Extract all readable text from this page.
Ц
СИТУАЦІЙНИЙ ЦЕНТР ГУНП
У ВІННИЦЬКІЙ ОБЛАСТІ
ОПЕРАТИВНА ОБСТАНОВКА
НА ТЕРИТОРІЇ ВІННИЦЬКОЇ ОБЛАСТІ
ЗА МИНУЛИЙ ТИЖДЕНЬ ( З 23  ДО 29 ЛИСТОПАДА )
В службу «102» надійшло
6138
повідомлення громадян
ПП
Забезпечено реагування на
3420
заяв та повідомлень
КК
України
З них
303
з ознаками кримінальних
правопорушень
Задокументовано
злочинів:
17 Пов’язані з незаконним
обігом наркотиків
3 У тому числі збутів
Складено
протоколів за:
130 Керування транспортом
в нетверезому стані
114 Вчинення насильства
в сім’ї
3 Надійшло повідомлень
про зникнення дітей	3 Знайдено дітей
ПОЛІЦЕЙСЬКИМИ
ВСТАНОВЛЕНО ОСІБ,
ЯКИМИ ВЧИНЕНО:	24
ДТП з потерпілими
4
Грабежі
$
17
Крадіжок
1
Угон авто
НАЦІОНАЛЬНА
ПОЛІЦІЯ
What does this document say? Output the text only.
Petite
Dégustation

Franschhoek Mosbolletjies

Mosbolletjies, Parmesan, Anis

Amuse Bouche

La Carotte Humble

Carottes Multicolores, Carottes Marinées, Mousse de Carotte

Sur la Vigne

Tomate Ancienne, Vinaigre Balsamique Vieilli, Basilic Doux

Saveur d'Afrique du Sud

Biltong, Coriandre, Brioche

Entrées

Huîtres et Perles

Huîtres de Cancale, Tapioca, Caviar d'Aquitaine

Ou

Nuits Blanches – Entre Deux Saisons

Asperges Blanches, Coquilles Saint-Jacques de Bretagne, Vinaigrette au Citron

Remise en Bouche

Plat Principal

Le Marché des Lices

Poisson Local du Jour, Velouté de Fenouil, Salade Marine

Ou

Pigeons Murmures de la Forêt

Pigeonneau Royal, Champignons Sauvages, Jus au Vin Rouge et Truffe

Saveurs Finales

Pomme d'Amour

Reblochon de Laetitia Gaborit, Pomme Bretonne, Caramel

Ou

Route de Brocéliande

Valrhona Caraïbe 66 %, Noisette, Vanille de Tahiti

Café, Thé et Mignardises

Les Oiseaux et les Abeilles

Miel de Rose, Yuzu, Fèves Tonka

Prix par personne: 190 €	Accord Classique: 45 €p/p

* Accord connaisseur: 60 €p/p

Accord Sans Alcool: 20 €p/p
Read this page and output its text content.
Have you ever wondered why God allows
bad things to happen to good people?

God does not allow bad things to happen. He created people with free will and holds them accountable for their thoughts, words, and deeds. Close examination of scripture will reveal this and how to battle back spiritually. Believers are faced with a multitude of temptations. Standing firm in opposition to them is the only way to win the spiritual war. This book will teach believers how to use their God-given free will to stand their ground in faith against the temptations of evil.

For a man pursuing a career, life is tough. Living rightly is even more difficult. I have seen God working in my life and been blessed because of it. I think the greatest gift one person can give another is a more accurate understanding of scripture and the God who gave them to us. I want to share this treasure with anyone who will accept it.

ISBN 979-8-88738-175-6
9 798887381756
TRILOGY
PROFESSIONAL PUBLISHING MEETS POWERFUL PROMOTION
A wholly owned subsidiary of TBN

- - - -

> [What to work on] Copy out the material word for word and line for line.

> [The output]
Extract all readable text from this page.
Ц
СИТУАЦІЙНИЙ ЦЕНТР ГУНП
У ВІННИЦЬКІЙ ОБЛАСТІ
ОПЕРАТИВНА ОБСТАНОВКА
НА ТЕРИТОРІЇ ВІННИЦЬКОЇ ОБЛАСТІ
ЗА МИНУЛИЙ ТИЖДЕНЬ ( З 23  ДО 29 ЛИСТОПАДА )
В службу «102» надійшло
6138
повідомлення громадян
ПП
Забезпечено реагування на
3420
заяв та повідомлень
КК
України
З них
303
з ознаками кримінальних
правопорушень
Задокументовано
злочинів:
17 Пов’язані з незаконним
обігом наркотиків
3 У тому числі збутів
Складено
протоколів за:
130 Керування транспортом
в нетверезому стані
114 Вчинення насильства
в сім’ї
3 Надійшло повідомлень
про зникнення дітей	3 Знайдено дітей
ПОЛІЦЕЙСЬКИМИ
ВСТАНОВЛЕНО ОСІБ,
ЯКИМИ ВЧИНЕНО:	24
ДТП з потерпілими
4
Грабежі
$
17
Крадіжок
1
Угон авто
НАЦІОНАЛЬНА
ПОЛІЦІЯ
What does this document say? Output the text only.
Petite
Dégustation

Franschhoek Mosbolletjies

Mosbolletjies, Parmesan, Anis

Amuse Bouche

La Carotte Humble

Carottes Multicolores, Carottes Marinées, Mousse de Carotte

Sur la Vigne

Tomate Ancienne, Vinaigre Balsamique Vieilli, Basilic Doux

Saveur d'Afrique du Sud

Biltong, Coriandre, Brioche

Entrées

Huîtres et Perles

Huîtres de Cancale, Tapioca, Caviar d'Aquitaine

Ou

Nuits Blanches – Entre Deux Saisons

Asperges Blanches, Coquilles Saint-Jacques de Bretagne, Vinaigrette au Citron

Remise en Bouche

Plat Principal

Le Marché des Lices

Poisson Local du Jour, Velouté de Fenouil, Salade Marine

Ou

Pigeons Murmures de la Forêt

Pigeonneau Royal, Champignons Sauvages, Jus au Vin Rouge et Truffe

Saveurs Finales

Pomme d'Amour

Reblochon de Laetitia Gaborit, Pomme Bretonne, Caramel

Ou

Route de Brocéliande

Valrhona Caraïbe 66 %, Noisette, Vanille de Tahiti

Café, Thé et Mignardises

Les Oiseaux et les Abeilles

Miel de Rose, Yuzu, Fèves Tonka

Prix par personne: 190 €	Accord Classique: 45 €p/p

* Accord connaisseur: 60 €p/p

Accord Sans Alcool: 20 €p/p
Read this page and output its text content.
Have you ever wondered why God allows
bad things to happen to good people?

God does not allow bad things to happen. He created people with free will and holds them accountable for their thoughts, words, and deeds. Close examination of scripture will reveal this and how to battle back spiritually. Believers are faced with a multitude of temptations. Standing firm in opposition to them is the only way to win the spiritual war. This book will teach believers how to use their God-given free will to stand their ground in faith against the temptations of evil.

For a man pursuing a career, life is tough. Living rightly is even more difficult. I have seen God working in my life and been blessed because of it. I think the greatest gift one person can give another is a more accurate understanding of scripture and the God who gave them to us. I want to share this treasure with anyone who will accept it.

ISBN 979-8-88738-175-6
9 798887381756
TRILOGY
PROFESSIONAL PUBLISHING MEETS POWERFUL PROMOTION
A wholly owned subsidiary of TBN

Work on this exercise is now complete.